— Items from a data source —

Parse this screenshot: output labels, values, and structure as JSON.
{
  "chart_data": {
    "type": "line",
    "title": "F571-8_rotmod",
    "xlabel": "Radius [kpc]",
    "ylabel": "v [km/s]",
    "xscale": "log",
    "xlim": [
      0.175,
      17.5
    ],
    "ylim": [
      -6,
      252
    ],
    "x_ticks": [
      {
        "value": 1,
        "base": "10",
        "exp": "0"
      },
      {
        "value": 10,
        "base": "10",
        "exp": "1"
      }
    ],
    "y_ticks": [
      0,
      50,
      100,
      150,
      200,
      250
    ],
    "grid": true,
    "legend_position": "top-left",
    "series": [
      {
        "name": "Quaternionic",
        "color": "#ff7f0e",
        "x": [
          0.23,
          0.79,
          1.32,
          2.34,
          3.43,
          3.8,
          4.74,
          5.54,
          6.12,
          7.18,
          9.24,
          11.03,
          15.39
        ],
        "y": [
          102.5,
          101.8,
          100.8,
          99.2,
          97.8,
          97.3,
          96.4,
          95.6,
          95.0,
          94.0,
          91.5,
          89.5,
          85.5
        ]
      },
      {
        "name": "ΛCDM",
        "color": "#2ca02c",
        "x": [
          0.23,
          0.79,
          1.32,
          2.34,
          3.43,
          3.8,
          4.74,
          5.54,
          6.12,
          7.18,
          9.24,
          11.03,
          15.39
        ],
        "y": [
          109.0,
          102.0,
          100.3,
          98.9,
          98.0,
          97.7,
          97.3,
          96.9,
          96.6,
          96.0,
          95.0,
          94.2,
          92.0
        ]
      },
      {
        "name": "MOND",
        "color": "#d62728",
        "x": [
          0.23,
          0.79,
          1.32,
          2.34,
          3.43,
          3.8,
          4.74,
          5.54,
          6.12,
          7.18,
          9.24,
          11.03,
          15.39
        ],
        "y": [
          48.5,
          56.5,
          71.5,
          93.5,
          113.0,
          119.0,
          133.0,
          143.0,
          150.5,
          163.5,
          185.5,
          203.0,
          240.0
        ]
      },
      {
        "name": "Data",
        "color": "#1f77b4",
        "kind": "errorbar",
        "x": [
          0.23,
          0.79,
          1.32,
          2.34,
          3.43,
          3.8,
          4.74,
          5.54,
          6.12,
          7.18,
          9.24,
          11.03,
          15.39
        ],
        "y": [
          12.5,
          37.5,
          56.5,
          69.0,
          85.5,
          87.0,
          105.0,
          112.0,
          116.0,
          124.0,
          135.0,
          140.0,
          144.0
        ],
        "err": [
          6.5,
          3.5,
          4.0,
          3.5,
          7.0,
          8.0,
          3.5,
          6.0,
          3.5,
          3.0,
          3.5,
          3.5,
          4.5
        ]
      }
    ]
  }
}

— OBJECTIVE —
Pull out each line holding the string "name".

— EXERCISE SOLUTION —
        "name": "Quaternionic",
        "name": "ΛCDM",
        "name": "MOND",
        "name": "Data",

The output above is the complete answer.